Set down the whole listing verbatim.

┄┄┄┄┄┄┄┄┄┄┄┄┄┄┄┄┄┄┄┄

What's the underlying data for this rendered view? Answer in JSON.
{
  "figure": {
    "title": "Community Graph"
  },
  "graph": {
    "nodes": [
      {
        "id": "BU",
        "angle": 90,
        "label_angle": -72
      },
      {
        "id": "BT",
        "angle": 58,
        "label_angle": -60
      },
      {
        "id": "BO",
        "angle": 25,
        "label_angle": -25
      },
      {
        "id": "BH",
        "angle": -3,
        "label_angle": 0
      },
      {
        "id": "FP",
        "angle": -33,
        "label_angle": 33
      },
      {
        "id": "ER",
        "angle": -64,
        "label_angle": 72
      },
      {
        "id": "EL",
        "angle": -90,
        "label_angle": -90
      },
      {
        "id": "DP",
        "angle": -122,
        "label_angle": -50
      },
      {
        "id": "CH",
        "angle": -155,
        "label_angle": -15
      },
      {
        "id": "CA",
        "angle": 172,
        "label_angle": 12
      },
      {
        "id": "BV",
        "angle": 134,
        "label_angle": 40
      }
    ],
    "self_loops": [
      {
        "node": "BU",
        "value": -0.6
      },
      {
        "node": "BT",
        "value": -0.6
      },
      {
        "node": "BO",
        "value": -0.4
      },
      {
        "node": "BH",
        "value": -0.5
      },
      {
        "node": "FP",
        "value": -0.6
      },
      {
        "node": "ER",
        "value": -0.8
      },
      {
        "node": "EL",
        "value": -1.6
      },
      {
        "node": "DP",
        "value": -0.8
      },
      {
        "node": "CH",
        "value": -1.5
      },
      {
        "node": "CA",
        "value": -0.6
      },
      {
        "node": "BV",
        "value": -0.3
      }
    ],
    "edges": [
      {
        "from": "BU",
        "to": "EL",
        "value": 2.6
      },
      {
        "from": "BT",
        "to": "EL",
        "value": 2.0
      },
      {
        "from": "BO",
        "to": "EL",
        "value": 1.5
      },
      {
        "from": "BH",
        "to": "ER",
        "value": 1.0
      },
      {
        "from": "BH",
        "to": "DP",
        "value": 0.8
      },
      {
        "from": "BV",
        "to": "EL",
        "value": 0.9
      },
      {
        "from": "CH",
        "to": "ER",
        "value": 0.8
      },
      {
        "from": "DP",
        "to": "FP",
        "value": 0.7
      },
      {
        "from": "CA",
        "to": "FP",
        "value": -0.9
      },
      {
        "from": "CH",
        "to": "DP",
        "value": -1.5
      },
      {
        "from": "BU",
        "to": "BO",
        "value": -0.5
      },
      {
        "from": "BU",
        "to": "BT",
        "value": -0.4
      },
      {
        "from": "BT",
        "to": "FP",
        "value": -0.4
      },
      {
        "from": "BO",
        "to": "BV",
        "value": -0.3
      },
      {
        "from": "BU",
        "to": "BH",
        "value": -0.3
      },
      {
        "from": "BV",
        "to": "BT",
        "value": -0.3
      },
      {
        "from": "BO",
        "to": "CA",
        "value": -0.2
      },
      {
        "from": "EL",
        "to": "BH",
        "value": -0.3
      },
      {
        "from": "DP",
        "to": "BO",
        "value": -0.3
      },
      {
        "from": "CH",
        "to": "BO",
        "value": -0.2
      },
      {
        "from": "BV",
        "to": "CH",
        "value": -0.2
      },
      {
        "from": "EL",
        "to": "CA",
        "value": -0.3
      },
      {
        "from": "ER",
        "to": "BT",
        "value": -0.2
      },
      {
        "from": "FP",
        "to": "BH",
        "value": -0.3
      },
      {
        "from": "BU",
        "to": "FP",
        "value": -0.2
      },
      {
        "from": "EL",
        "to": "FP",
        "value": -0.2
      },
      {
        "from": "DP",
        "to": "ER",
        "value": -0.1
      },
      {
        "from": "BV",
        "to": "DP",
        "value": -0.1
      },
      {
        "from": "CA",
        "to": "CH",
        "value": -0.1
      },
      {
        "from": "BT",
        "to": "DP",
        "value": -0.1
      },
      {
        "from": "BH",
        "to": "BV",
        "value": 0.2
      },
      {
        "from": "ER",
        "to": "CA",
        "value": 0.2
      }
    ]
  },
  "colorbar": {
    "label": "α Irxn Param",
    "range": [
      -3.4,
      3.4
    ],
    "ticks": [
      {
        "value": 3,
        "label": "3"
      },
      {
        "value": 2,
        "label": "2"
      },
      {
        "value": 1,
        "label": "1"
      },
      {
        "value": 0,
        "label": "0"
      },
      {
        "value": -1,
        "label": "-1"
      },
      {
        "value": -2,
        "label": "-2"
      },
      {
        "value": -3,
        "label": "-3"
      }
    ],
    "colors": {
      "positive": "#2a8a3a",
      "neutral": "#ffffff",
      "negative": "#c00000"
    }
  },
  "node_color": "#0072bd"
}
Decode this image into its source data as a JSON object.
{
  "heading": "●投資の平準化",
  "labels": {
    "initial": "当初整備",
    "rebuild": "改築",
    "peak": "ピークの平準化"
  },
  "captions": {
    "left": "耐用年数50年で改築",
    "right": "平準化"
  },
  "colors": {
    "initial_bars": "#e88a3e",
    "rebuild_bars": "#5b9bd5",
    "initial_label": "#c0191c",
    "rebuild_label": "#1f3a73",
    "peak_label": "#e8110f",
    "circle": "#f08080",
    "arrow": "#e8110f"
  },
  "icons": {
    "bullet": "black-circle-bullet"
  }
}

┄┄┄┄┄┄┄┄┄┄┄┄┄┄┄┄┄┄┄┄

Solution for this exercise:
What's the underlying data for this rendered view? Answer in JSON.
{
  "figure": {
    "title": "Community Graph"
  },
  "graph": {
    "nodes": [
      {
        "id": "BU",
        "angle": 90,
        "label_angle": -72
      },
      {
        "id": "BT",
        "angle": 58,
        "label_angle": -60
      },
      {
        "id": "BO",
        "angle": 25,
        "label_angle": -25
      },
      {
        "id": "BH",
        "angle": -3,
        "label_angle": 0
      },
      {
        "id": "FP",
        "angle": -33,
        "label_angle": 33
      },
      {
        "id": "ER",
        "angle": -64,
        "label_angle": 72
      },
      {
        "id": "EL",
        "angle": -90,
        "label_angle": -90
      },
      {
        "id": "DP",
        "angle": -122,
        "label_angle": -50
      },
      {
        "id": "CH",
        "angle": -155,
        "label_angle": -15
      },
      {
        "id": "CA",
        "angle": 172,
        "label_angle": 12
      },
      {
        "id": "BV",
        "angle": 134,
        "label_angle": 40
      }
    ],
    "self_loops": [
      {
        "node": "BU",
        "value": -0.6
      },
      {
        "node": "BT",
        "value": -0.6
      },
      {
        "node": "BO",
        "value": -0.4
      },
      {
        "node": "BH",
        "value": -0.5
      },
      {
        "node": "FP",
        "value": -0.6
      },
      {
        "node": "ER",
        "value": -0.8
      },
      {
        "node": "EL",
        "value": -1.6
      },
      {
        "node": "DP",
        "value": -0.8
      },
      {
        "node": "CH",
        "value": -1.5
      },
      {
        "node": "CA",
        "value": -0.6
      },
      {
        "node": "BV",
        "value": -0.3
      }
    ],
    "edges": [
      {
        "from": "BU",
        "to": "EL",
        "value": 2.6
      },
      {
        "from": "BT",
        "to": "EL",
        "value": 2.0
      },
      {
        "from": "BO",
        "to": "EL",
        "value": 1.5
      },
      {
        "from": "BH",
        "to": "ER",
        "value": 1.0
      },
      {
        "from": "BH",
        "to": "DP",
        "value": 0.8
      },
      {
        "from": "BV",
        "to": "EL",
        "value": 0.9
      },
      {
        "from": "CH",
        "to": "ER",
        "value": 0.8
      },
      {
        "from": "DP",
        "to": "FP",
        "value": 0.7
      },
      {
        "from": "CA",
        "to": "FP",
        "value": -0.9
      },
      {
        "from": "CH",
        "to": "DP",
        "value": -1.5
      },
      {
        "from": "BU",
        "to": "BO",
        "value": -0.5
      },
      {
        "from": "BU",
        "to": "BT",
        "value": -0.4
      },
      {
        "from": "BT",
        "to": "FP",
        "value": -0.4
      },
      {
        "from": "BO",
        "to": "BV",
        "value": -0.3
      },
      {
        "from": "BU",
        "to": "BH",
        "value": -0.3
      },
      {
        "from": "BV",
        "to": "BT",
        "value": -0.3
      },
      {
        "from": "BO",
        "to": "CA",
        "value": -0.2
      },
      {
        "from": "EL",
        "to": "BH",
        "value": -0.3
      },
      {
        "from": "DP",
        "to": "BO",
        "value": -0.3
      },
      {
        "from": "CH",
        "to": "BO",
        "value": -0.2
      },
      {
        "from": "BV",
        "to": "CH",
        "value": -0.2
      },
      {
        "from": "EL",
        "to": "CA",
        "value": -0.3
      },
      {
        "from": "ER",
        "to": "BT",
        "value": -0.2
      },
      {
        "from": "FP",
        "to": "BH",
        "value": -0.3
      },
      {
        "from": "BU",
        "to": "FP",
        "value": -0.2
      },
      {
        "from": "EL",
        "to": "FP",
        "value": -0.2
      },
      {
        "from": "DP",
        "to": "ER",
        "value": -0.1
      },
      {
        "from": "BV",
        "to": "DP",
        "value": -0.1
      },
      {
        "from": "CA",
        "to": "CH",
        "value": -0.1
      },
      {
        "from": "BT",
        "to": "DP",
        "value": -0.1
      },
      {
        "from": "BH",
        "to": "BV",
        "value": 0.2
      },
      {
        "from": "ER",
        "to": "CA",
        "value": 0.2
      }
    ]
  },
  "colorbar": {
    "label": "α Irxn Param",
    "range": [
      -3.4,
      3.4
    ],
    "ticks": [
      {
        "value": 3,
        "label": "3"
      },
      {
        "value": 2,
        "label": "2"
      },
      {
        "value": 1,
        "label": "1"
      },
      {
        "value": 0,
        "label": "0"
      },
      {
        "value": -1,
        "label": "-1"
      },
      {
        "value": -2,
        "label": "-2"
      },
      {
        "value": -3,
        "label": "-3"
      }
    ],
    "colors": {
      "positive": "#2a8a3a",
      "neutral": "#ffffff",
      "negative": "#c00000"
    }
  },
  "node_color": "#0072bd"
}
Decode this image into its source data as a JSON object.
{
  "heading": "●投資の平準化",
  "labels": {
    "initial": "当初整備",
    "rebuild": "改築",
    "peak": "ピークの平準化"
  },
  "captions": {
    "left": "耐用年数50年で改築",
    "right": "平準化"
  },
  "colors": {
    "initial_bars": "#e88a3e",
    "rebuild_bars": "#5b9bd5",
    "initial_label": "#c0191c",
    "rebuild_label": "#1f3a73",
    "peak_label": "#e8110f",
    "circle": "#f08080",
    "arrow": "#e8110f"
  },
  "icons": {
    "bullet": "black-circle-bullet"
  }
}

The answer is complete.